**Data for the task:**
.....

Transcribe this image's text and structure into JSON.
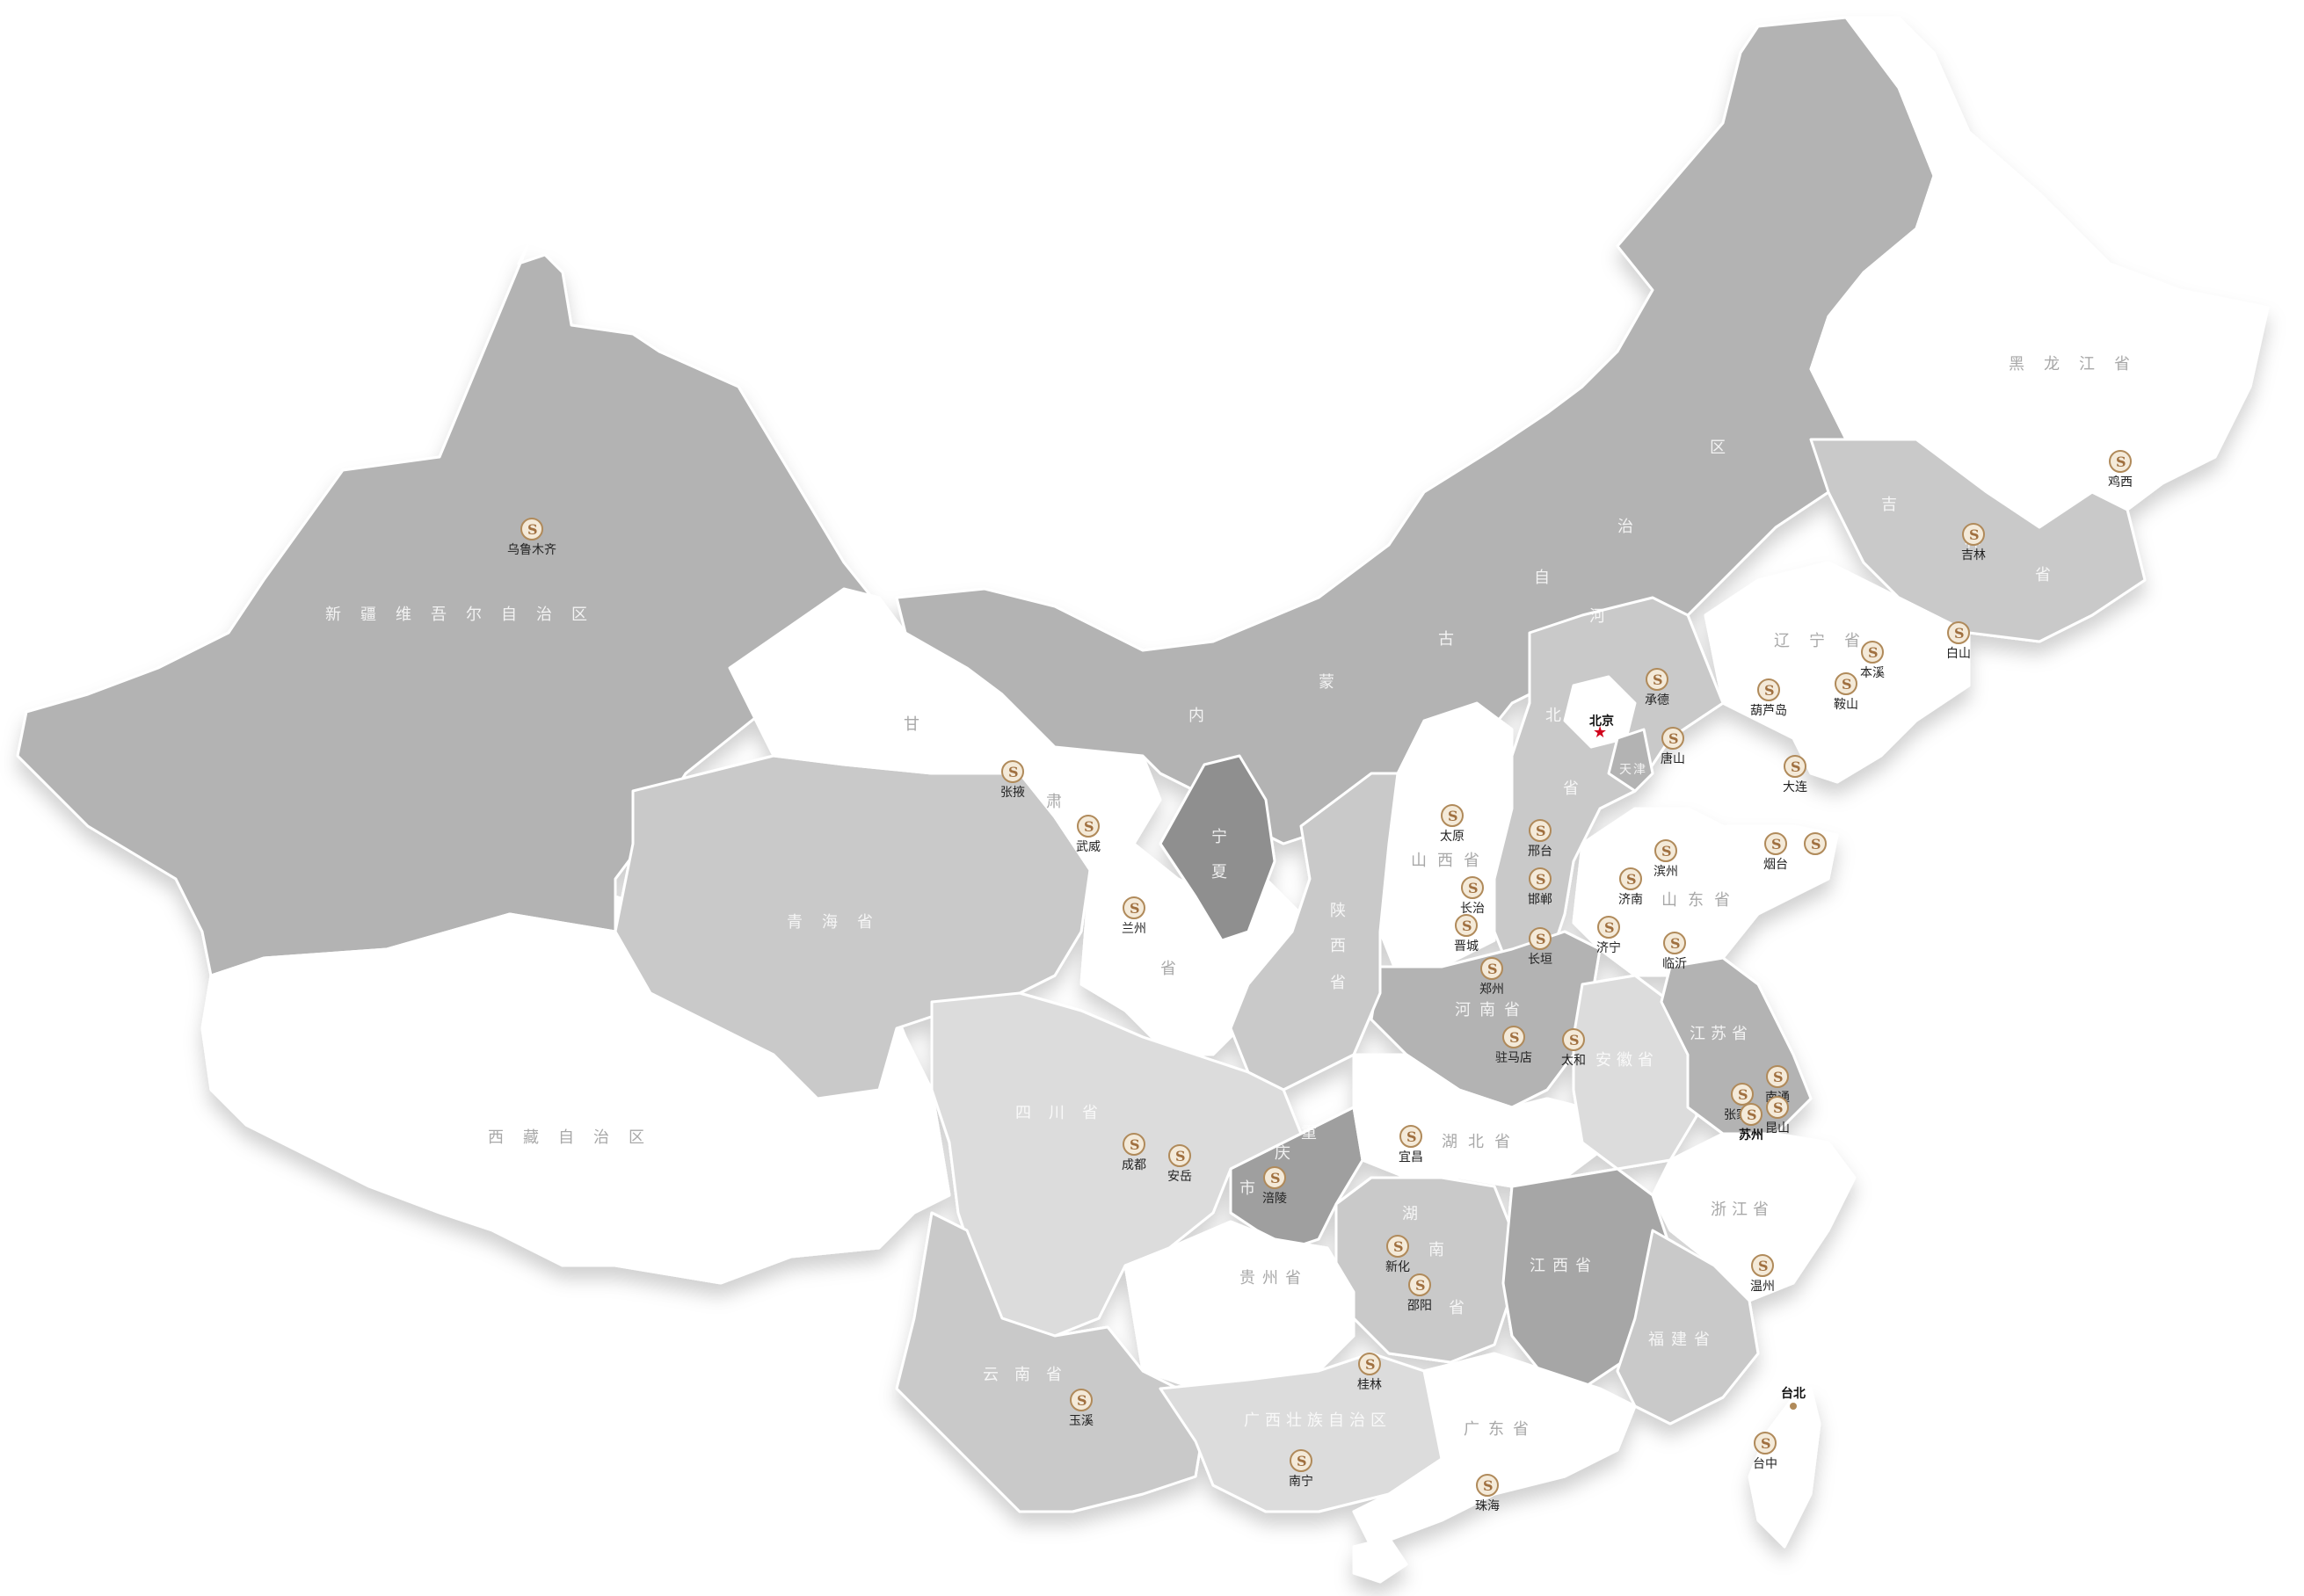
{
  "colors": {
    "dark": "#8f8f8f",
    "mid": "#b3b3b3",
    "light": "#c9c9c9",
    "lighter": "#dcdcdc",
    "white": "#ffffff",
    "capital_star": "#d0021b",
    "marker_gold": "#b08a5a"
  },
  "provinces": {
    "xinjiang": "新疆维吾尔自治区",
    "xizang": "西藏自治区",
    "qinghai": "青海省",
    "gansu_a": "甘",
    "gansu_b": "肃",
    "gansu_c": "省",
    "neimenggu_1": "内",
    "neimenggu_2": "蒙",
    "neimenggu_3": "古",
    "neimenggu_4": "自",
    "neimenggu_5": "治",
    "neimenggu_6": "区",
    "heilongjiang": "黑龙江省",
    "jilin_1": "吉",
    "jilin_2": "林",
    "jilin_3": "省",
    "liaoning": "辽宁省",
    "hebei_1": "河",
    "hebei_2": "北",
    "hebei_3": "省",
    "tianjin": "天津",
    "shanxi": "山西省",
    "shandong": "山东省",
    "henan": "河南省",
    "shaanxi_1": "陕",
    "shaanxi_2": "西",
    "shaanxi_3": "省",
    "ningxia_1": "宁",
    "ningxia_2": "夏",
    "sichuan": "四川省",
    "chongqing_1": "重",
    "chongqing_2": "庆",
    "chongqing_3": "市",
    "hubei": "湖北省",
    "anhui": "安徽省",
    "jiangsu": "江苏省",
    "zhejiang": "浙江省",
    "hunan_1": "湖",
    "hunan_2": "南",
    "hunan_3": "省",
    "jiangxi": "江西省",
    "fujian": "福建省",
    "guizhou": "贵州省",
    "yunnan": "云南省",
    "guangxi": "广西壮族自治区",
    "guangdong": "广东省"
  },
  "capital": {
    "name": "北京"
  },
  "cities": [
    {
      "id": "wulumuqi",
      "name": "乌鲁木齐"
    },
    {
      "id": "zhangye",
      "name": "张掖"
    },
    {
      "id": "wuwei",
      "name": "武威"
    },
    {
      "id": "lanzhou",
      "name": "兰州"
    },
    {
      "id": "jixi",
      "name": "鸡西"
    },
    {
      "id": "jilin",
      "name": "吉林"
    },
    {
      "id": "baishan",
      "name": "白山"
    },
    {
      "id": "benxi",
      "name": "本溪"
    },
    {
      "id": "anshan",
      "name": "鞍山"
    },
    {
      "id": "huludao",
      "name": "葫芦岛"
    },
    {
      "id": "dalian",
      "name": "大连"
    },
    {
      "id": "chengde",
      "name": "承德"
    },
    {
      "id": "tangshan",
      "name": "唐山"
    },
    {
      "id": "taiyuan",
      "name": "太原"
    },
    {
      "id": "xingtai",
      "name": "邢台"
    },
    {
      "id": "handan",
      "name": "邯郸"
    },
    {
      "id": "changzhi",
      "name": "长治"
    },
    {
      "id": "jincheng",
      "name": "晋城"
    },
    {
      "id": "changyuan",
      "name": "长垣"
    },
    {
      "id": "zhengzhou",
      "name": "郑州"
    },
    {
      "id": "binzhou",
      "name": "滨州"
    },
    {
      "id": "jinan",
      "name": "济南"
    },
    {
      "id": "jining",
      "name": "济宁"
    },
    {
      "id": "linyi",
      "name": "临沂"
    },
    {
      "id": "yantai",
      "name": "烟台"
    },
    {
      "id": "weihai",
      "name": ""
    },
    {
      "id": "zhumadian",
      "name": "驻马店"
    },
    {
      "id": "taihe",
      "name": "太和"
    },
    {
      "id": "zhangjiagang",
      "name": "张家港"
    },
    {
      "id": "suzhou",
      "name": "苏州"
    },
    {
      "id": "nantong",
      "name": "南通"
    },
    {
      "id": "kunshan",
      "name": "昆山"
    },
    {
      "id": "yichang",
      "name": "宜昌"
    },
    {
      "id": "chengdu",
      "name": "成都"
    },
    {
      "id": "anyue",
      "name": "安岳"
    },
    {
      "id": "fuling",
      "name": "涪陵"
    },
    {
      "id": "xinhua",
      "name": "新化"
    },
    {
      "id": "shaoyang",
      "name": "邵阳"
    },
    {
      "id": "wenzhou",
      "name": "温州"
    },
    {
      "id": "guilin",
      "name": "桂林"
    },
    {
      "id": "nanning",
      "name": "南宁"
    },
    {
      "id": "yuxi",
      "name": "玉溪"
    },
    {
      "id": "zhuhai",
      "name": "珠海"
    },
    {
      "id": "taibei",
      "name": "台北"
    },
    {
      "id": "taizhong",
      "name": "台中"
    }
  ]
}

.....

**Task objective:** Repeat the material verbatim. Do not carry over any picture.

**The response:**
Transcribe this image's text and structure into JSON.
{
  "colors": {
    "dark": "#8f8f8f",
    "mid": "#b3b3b3",
    "light": "#c9c9c9",
    "lighter": "#dcdcdc",
    "white": "#ffffff",
    "capital_star": "#d0021b",
    "marker_gold": "#b08a5a"
  },
  "provinces": {
    "xinjiang": "新疆维吾尔自治区",
    "xizang": "西藏自治区",
    "qinghai": "青海省",
    "gansu_a": "甘",
    "gansu_b": "肃",
    "gansu_c": "省",
    "neimenggu_1": "内",
    "neimenggu_2": "蒙",
    "neimenggu_3": "古",
    "neimenggu_4": "自",
    "neimenggu_5": "治",
    "neimenggu_6": "区",
    "heilongjiang": "黑龙江省",
    "jilin_1": "吉",
    "jilin_2": "林",
    "jilin_3": "省",
    "liaoning": "辽宁省",
    "hebei_1": "河",
    "hebei_2": "北",
    "hebei_3": "省",
    "tianjin": "天津",
    "shanxi": "山西省",
    "shandong": "山东省",
    "henan": "河南省",
    "shaanxi_1": "陕",
    "shaanxi_2": "西",
    "shaanxi_3": "省",
    "ningxia_1": "宁",
    "ningxia_2": "夏",
    "sichuan": "四川省",
    "chongqing_1": "重",
    "chongqing_2": "庆",
    "chongqing_3": "市",
    "hubei": "湖北省",
    "anhui": "安徽省",
    "jiangsu": "江苏省",
    "zhejiang": "浙江省",
    "hunan_1": "湖",
    "hunan_2": "南",
    "hunan_3": "省",
    "jiangxi": "江西省",
    "fujian": "福建省",
    "guizhou": "贵州省",
    "yunnan": "云南省",
    "guangxi": "广西壮族自治区",
    "guangdong": "广东省"
  },
  "capital": {
    "name": "北京"
  },
  "cities": [
    {
      "id": "wulumuqi",
      "name": "乌鲁木齐"
    },
    {
      "id": "zhangye",
      "name": "张掖"
    },
    {
      "id": "wuwei",
      "name": "武威"
    },
    {
      "id": "lanzhou",
      "name": "兰州"
    },
    {
      "id": "jixi",
      "name": "鸡西"
    },
    {
      "id": "jilin",
      "name": "吉林"
    },
    {
      "id": "baishan",
      "name": "白山"
    },
    {
      "id": "benxi",
      "name": "本溪"
    },
    {
      "id": "anshan",
      "name": "鞍山"
    },
    {
      "id": "huludao",
      "name": "葫芦岛"
    },
    {
      "id": "dalian",
      "name": "大连"
    },
    {
      "id": "chengde",
      "name": "承德"
    },
    {
      "id": "tangshan",
      "name": "唐山"
    },
    {
      "id": "taiyuan",
      "name": "太原"
    },
    {
      "id": "xingtai",
      "name": "邢台"
    },
    {
      "id": "handan",
      "name": "邯郸"
    },
    {
      "id": "changzhi",
      "name": "长治"
    },
    {
      "id": "jincheng",
      "name": "晋城"
    },
    {
      "id": "changyuan",
      "name": "长垣"
    },
    {
      "id": "zhengzhou",
      "name": "郑州"
    },
    {
      "id": "binzhou",
      "name": "滨州"
    },
    {
      "id": "jinan",
      "name": "济南"
    },
    {
      "id": "jining",
      "name": "济宁"
    },
    {
      "id": "linyi",
      "name": "临沂"
    },
    {
      "id": "yantai",
      "name": "烟台"
    },
    {
      "id": "weihai",
      "name": ""
    },
    {
      "id": "zhumadian",
      "name": "驻马店"
    },
    {
      "id": "taihe",
      "name": "太和"
    },
    {
      "id": "zhangjiagang",
      "name": "张家港"
    },
    {
      "id": "suzhou",
      "name": "苏州"
    },
    {
      "id": "nantong",
      "name": "南通"
    },
    {
      "id": "kunshan",
      "name": "昆山"
    },
    {
      "id": "yichang",
      "name": "宜昌"
    },
    {
      "id": "chengdu",
      "name": "成都"
    },
    {
      "id": "anyue",
      "name": "安岳"
    },
    {
      "id": "fuling",
      "name": "涪陵"
    },
    {
      "id": "xinhua",
      "name": "新化"
    },
    {
      "id": "shaoyang",
      "name": "邵阳"
    },
    {
      "id": "wenzhou",
      "name": "温州"
    },
    {
      "id": "guilin",
      "name": "桂林"
    },
    {
      "id": "nanning",
      "name": "南宁"
    },
    {
      "id": "yuxi",
      "name": "玉溪"
    },
    {
      "id": "zhuhai",
      "name": "珠海"
    },
    {
      "id": "taibei",
      "name": "台北"
    },
    {
      "id": "taizhong",
      "name": "台中"
    }
  ]
}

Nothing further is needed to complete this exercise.